▶ _Work instructions_: Copy each of the entries below faithfully, setting aside any pictures.

▶ _Records supplied_:
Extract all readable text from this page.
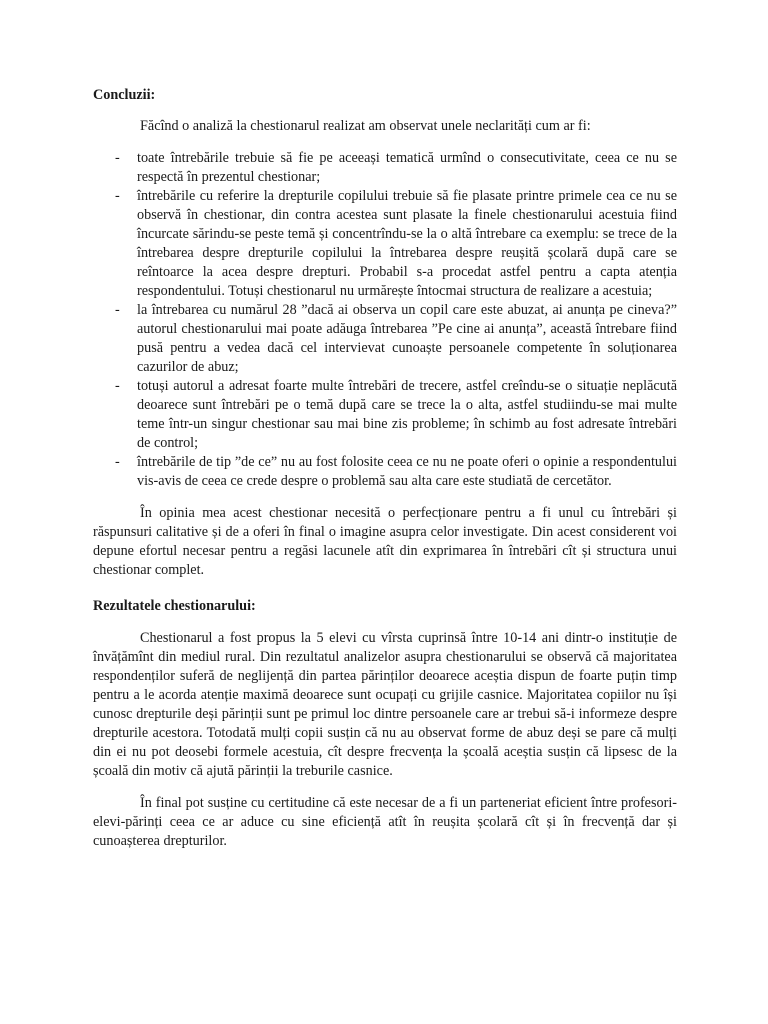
Concluzii:

Făcînd o analiză la chestionarul realizat am observat unele neclarități cum ar fi:

- toate întrebările trebuie să fie pe aceeași tematică urmînd o consecutivitate, ceea ce nu se respectă în prezentul chestionar;
- întrebările cu referire la drepturile copilului trebuie să fie plasate printre primele cea ce nu se observă în chestionar, din contra acestea sunt plasate la finele chestionarului acestuia fiind încurcate sărindu-se peste temă și concentrîndu-se la o altă întrebare ca exemplu: se trece de la întrebarea despre drepturile copilului la întrebarea despre reușită școlară după care se reîntoarce la acea despre drepturi. Probabil s-a procedat astfel pentru a capta atenția respondentului. Totuși chestionarul nu urmărește întocmai structura de realizare a acestuia;
- la întrebarea cu numărul 28 ”dacă ai observa un copil care este abuzat, ai anunța pe cineva?” autorul chestionarului mai poate adăuga întrebarea ”Pe cine ai anunța”, această întrebare fiind pusă pentru a vedea dacă cel intervievat cunoaște persoanele competente în soluționarea cazurilor de abuz;
- totuși autorul a adresat foarte multe întrebări de trecere, astfel creîndu-se o situație neplăcută deoarece sunt întrebări pe o temă după care se trece la o alta, astfel studiindu-se mai multe teme într-un singur chestionar sau mai bine zis probleme; în schimb au fost adresate întrebări de control;
- întrebările de tip ”de ce” nu au fost folosite ceea ce nu ne poate oferi o opinie a respondentului vis-avis de ceea ce crede despre o problemă sau alta care este studiată de cercetător.

În opinia mea acest chestionar necesită o perfecționare pentru a fi unul cu întrebări și răspunsuri calitative și de a oferi în final o imagine asupra celor investigate. Din acest considerent voi depune efortul necesar pentru a regăsi lacunele atît din exprimarea în întrebări cît și structura unui chestionar complet.

Rezultatele chestionarului:

Chestionarul a fost propus la 5 elevi cu vîrsta cuprinsă între 10-14 ani dintr-o instituție de învățămînt din mediul rural. Din rezultatul analizelor asupra chestionarului se observă că majoritatea respondenților suferă de neglijență din partea părinților deoarece aceștia dispun de foarte puțin timp pentru a le acorda atenție maximă deoarece sunt ocupați cu grijile casnice. Majoritatea copiilor nu își cunosc drepturile deși părinții sunt pe primul loc dintre persoanele care ar trebui să-i informeze despre drepturile acestora. Totodată mulți copii susțin că nu au observat forme de abuz deși se pare că mulți din ei nu pot deosebi formele acestuia, cît despre frecvența la școală aceștia susțin că lipsesc de la școală din motiv că ajută părinții la treburile casnice.

În final pot susține cu certitudine că este necesar de a fi un parteneriat eficient între profesori-elevi-părinți ceea ce ar aduce cu sine eficiență atît în reușita școlară cît și în frecvență dar și cunoașterea drepturilor.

▶ _Answer to the exercise_:
Extract all readable text from this page.
Concluzii:

Făcînd o analiză la chestionarul realizat am observat unele neclarități cum ar fi:

- toate întrebările trebuie să fie pe aceeași tematică urmînd o consecutivitate, ceea ce nu se respectă în prezentul chestionar;
- întrebările cu referire la drepturile copilului trebuie să fie plasate printre primele cea ce nu se observă în chestionar, din contra acestea sunt plasate la finele chestionarului acestuia fiind încurcate sărindu-se peste temă și concentrîndu-se la o altă întrebare ca exemplu: se trece de la întrebarea despre drepturile copilului la întrebarea despre reușită școlară după care se reîntoarce la acea despre drepturi. Probabil s-a procedat astfel pentru a capta atenția respondentului. Totuși chestionarul nu urmărește întocmai structura de realizare a acestuia;
- la întrebarea cu numărul 28 ”dacă ai observa un copil care este abuzat, ai anunța pe cineva?” autorul chestionarului mai poate adăuga întrebarea ”Pe cine ai anunța”, această întrebare fiind pusă pentru a vedea dacă cel intervievat cunoaște persoanele competente în soluționarea cazurilor de abuz;
- totuși autorul a adresat foarte multe întrebări de trecere, astfel creîndu-se o situație neplăcută deoarece sunt întrebări pe o temă după care se trece la o alta, astfel studiindu-se mai multe teme într-un singur chestionar sau mai bine zis probleme; în schimb au fost adresate întrebări de control;
- întrebările de tip ”de ce” nu au fost folosite ceea ce nu ne poate oferi o opinie a respondentului vis-avis de ceea ce crede despre o problemă sau alta care este studiată de cercetător.

În opinia mea acest chestionar necesită o perfecționare pentru a fi unul cu întrebări și răspunsuri calitative și de a oferi în final o imagine asupra celor investigate. Din acest considerent voi depune efortul necesar pentru a regăsi lacunele atît din exprimarea în întrebări cît și structura unui chestionar complet.

Rezultatele chestionarului:

Chestionarul a fost propus la 5 elevi cu vîrsta cuprinsă între 10-14 ani dintr-o instituție de învățămînt din mediul rural. Din rezultatul analizelor asupra chestionarului se observă că majoritatea respondenților suferă de neglijență din partea părinților deoarece aceștia dispun de foarte puțin timp pentru a le acorda atenție maximă deoarece sunt ocupați cu grijile casnice. Majoritatea copiilor nu își cunosc drepturile deși părinții sunt pe primul loc dintre persoanele care ar trebui să-i informeze despre drepturile acestora. Totodată mulți copii susțin că nu au observat forme de abuz deși se pare că mulți din ei nu pot deosebi formele acestuia, cît despre frecvența la școală aceștia susțin că lipsesc de la școală din motiv că ajută părinții la treburile casnice.

În final pot susține cu certitudine că este necesar de a fi un parteneriat eficient între profesori-elevi-părinți ceea ce ar aduce cu sine eficiență atît în reușita școlară cît și în frecvență dar și cunoașterea drepturilor.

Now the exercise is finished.